● SHORT TASK
Quote the records that follow in full and exactly; leave out the pictures.
****
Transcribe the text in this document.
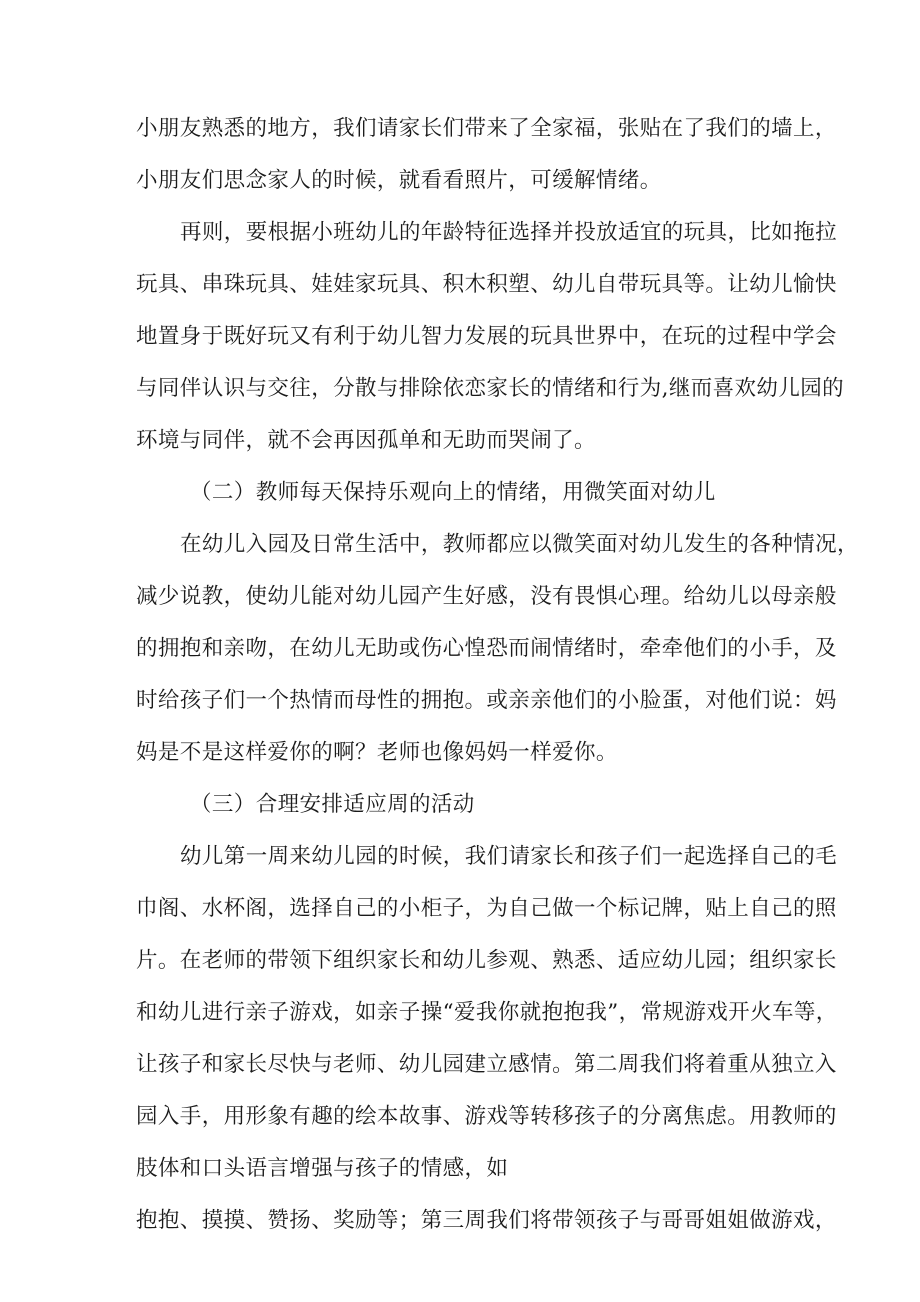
小朋友熟悉的地方，我们请家长们带来了全家福，张贴在了我们的墙上，
小朋友们思念家人的时候，就看看照片，可缓解情绪。
再则，要根据小班幼儿的年龄特征选择并投放适宜的玩具，比如拖拉
玩具、串珠玩具、娃娃家玩具、积木积塑、幼儿自带玩具等。让幼儿愉快
地置身于既好玩又有利于幼儿智力发展的玩具世界中，在玩的过程中学会
与同伴认识与交往，分散与排除依恋家长的情绪和行为,继而喜欢幼儿园的
环境与同伴，就不会再因孤单和无助而哭闹了。
（二）教师每天保持乐观向上的情绪，用微笑面对幼儿
在幼儿入园及日常生活中，教师都应以微笑面对幼儿发生的各种情况，
减少说教，使幼儿能对幼儿园产生好感，没有畏惧心理。给幼儿以母亲般
的拥抱和亲吻，在幼儿无助或伤心惶恐而闹情绪时，牵牵他们的小手，及
时给孩子们一个热情而母性的拥抱。或亲亲他们的小脸蛋，对他们说：妈
妈是不是这样爱你的啊？老师也像妈妈一样爱你。
（三）合理安排适应周的活动
幼儿第一周来幼儿园的时候，我们请家长和孩子们一起选择自己的毛
巾阁、水杯阁，选择自己的小柜子，为自己做一个标记牌，贴上自己的照
片。在老师的带领下组织家长和幼儿参观、熟悉、适应幼儿园；组织家长
和幼儿进行亲子游戏，如亲子操“爱我你就抱抱我”，常规游戏开火车等，
让孩子和家长尽快与老师、幼儿园建立感情。第二周我们将着重从独立入
园入手，用形象有趣的绘本故事、游戏等转移孩子的分离焦虑。用教师的
肢体和口头语言增强与孩子的情感，如
抱抱、摸摸、赞扬、奖励等；第三周我们将带领孩子与哥哥姐姐做游戏，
****
● RESULT FOR THIS TASK
Transcribe the text in this document.
小朋友熟悉的地方，我们请家长们带来了全家福，张贴在了我们的墙上，
小朋友们思念家人的时候，就看看照片，可缓解情绪。
再则，要根据小班幼儿的年龄特征选择并投放适宜的玩具，比如拖拉
玩具、串珠玩具、娃娃家玩具、积木积塑、幼儿自带玩具等。让幼儿愉快
地置身于既好玩又有利于幼儿智力发展的玩具世界中，在玩的过程中学会
与同伴认识与交往，分散与排除依恋家长的情绪和行为,继而喜欢幼儿园的
环境与同伴，就不会再因孤单和无助而哭闹了。
（二）教师每天保持乐观向上的情绪，用微笑面对幼儿
在幼儿入园及日常生活中，教师都应以微笑面对幼儿发生的各种情况，
减少说教，使幼儿能对幼儿园产生好感，没有畏惧心理。给幼儿以母亲般
的拥抱和亲吻，在幼儿无助或伤心惶恐而闹情绪时，牵牵他们的小手，及
时给孩子们一个热情而母性的拥抱。或亲亲他们的小脸蛋，对他们说：妈
妈是不是这样爱你的啊？老师也像妈妈一样爱你。
（三）合理安排适应周的活动
幼儿第一周来幼儿园的时候，我们请家长和孩子们一起选择自己的毛
巾阁、水杯阁，选择自己的小柜子，为自己做一个标记牌，贴上自己的照
片。在老师的带领下组织家长和幼儿参观、熟悉、适应幼儿园；组织家长
和幼儿进行亲子游戏，如亲子操“爱我你就抱抱我”，常规游戏开火车等，
让孩子和家长尽快与老师、幼儿园建立感情。第二周我们将着重从独立入
园入手，用形象有趣的绘本故事、游戏等转移孩子的分离焦虑。用教师的
肢体和口头语言增强与孩子的情感，如
抱抱、摸摸、赞扬、奖励等；第三周我们将带领孩子与哥哥姐姐做游戏，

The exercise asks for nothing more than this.